Data items:
......

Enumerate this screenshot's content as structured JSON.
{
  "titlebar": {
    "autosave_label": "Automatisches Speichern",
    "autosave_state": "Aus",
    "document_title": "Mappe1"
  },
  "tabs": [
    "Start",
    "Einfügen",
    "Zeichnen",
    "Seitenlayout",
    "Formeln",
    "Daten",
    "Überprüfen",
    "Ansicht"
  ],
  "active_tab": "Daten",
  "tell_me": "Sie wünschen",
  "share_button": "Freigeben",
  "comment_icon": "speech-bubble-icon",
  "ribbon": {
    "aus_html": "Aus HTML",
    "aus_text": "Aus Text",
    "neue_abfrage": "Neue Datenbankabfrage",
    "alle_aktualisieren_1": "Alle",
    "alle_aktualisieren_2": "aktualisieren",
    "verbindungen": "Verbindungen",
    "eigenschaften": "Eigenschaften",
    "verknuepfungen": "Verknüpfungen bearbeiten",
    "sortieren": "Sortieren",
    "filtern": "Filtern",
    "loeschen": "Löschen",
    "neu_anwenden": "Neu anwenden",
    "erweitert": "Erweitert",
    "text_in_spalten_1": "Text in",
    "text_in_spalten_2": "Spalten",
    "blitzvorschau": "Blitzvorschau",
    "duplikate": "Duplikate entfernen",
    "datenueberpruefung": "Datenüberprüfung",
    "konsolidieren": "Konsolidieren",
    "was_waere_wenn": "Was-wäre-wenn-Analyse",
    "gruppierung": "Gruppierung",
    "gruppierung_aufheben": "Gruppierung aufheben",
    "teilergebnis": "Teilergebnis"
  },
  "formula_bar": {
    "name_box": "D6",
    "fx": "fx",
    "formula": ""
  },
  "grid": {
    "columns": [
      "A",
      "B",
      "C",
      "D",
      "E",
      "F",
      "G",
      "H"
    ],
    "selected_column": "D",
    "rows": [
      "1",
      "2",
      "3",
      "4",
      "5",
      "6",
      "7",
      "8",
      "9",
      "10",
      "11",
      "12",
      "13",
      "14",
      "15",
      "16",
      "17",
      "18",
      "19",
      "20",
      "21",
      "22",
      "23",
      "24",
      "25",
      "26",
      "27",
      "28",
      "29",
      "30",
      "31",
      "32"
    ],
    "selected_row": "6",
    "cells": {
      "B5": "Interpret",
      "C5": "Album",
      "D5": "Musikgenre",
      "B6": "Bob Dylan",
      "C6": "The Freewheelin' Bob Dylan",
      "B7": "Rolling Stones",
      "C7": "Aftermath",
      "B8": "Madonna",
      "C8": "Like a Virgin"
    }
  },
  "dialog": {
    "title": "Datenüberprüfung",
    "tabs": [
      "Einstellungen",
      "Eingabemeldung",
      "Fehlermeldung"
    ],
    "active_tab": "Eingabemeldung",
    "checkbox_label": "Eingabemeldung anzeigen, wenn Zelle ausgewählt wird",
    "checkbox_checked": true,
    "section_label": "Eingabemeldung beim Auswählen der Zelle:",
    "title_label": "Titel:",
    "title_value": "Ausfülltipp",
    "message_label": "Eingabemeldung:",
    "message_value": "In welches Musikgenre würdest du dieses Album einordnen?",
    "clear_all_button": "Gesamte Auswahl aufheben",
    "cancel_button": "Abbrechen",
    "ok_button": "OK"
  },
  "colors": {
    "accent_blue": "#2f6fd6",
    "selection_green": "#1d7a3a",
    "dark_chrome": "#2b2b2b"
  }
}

......

▶ _Exercise requirements_
Reproduce every line of the material above exactly.

▶ _Exercise result_
Enumerate this screenshot's content as structured JSON.
{
  "titlebar": {
    "autosave_label": "Automatisches Speichern",
    "autosave_state": "Aus",
    "document_title": "Mappe1"
  },
  "tabs": [
    "Start",
    "Einfügen",
    "Zeichnen",
    "Seitenlayout",
    "Formeln",
    "Daten",
    "Überprüfen",
    "Ansicht"
  ],
  "active_tab": "Daten",
  "tell_me": "Sie wünschen",
  "share_button": "Freigeben",
  "comment_icon": "speech-bubble-icon",
  "ribbon": {
    "aus_html": "Aus HTML",
    "aus_text": "Aus Text",
    "neue_abfrage": "Neue Datenbankabfrage",
    "alle_aktualisieren_1": "Alle",
    "alle_aktualisieren_2": "aktualisieren",
    "verbindungen": "Verbindungen",
    "eigenschaften": "Eigenschaften",
    "verknuepfungen": "Verknüpfungen bearbeiten",
    "sortieren": "Sortieren",
    "filtern": "Filtern",
    "loeschen": "Löschen",
    "neu_anwenden": "Neu anwenden",
    "erweitert": "Erweitert",
    "text_in_spalten_1": "Text in",
    "text_in_spalten_2": "Spalten",
    "blitzvorschau": "Blitzvorschau",
    "duplikate": "Duplikate entfernen",
    "datenueberpruefung": "Datenüberprüfung",
    "konsolidieren": "Konsolidieren",
    "was_waere_wenn": "Was-wäre-wenn-Analyse",
    "gruppierung": "Gruppierung",
    "gruppierung_aufheben": "Gruppierung aufheben",
    "teilergebnis": "Teilergebnis"
  },
  "formula_bar": {
    "name_box": "D6",
    "fx": "fx",
    "formula": ""
  },
  "grid": {
    "columns": [
      "A",
      "B",
      "C",
      "D",
      "E",
      "F",
      "G",
      "H"
    ],
    "selected_column": "D",
    "rows": [
      "1",
      "2",
      "3",
      "4",
      "5",
      "6",
      "7",
      "8",
      "9",
      "10",
      "11",
      "12",
      "13",
      "14",
      "15",
      "16",
      "17",
      "18",
      "19",
      "20",
      "21",
      "22",
      "23",
      "24",
      "25",
      "26",
      "27",
      "28",
      "29",
      "30",
      "31",
      "32"
    ],
    "selected_row": "6",
    "cells": {
      "B5": "Interpret",
      "C5": "Album",
      "D5": "Musikgenre",
      "B6": "Bob Dylan",
      "C6": "The Freewheelin' Bob Dylan",
      "B7": "Rolling Stones",
      "C7": "Aftermath",
      "B8": "Madonna",
      "C8": "Like a Virgin"
    }
  },
  "dialog": {
    "title": "Datenüberprüfung",
    "tabs": [
      "Einstellungen",
      "Eingabemeldung",
      "Fehlermeldung"
    ],
    "active_tab": "Eingabemeldung",
    "checkbox_label": "Eingabemeldung anzeigen, wenn Zelle ausgewählt wird",
    "checkbox_checked": true,
    "section_label": "Eingabemeldung beim Auswählen der Zelle:",
    "title_label": "Titel:",
    "title_value": "Ausfülltipp",
    "message_label": "Eingabemeldung:",
    "message_value": "In welches Musikgenre würdest du dieses Album einordnen?",
    "clear_all_button": "Gesamte Auswahl aufheben",
    "cancel_button": "Abbrechen",
    "ok_button": "OK"
  },
  "colors": {
    "accent_blue": "#2f6fd6",
    "selection_green": "#1d7a3a",
    "dark_chrome": "#2b2b2b"
  }
}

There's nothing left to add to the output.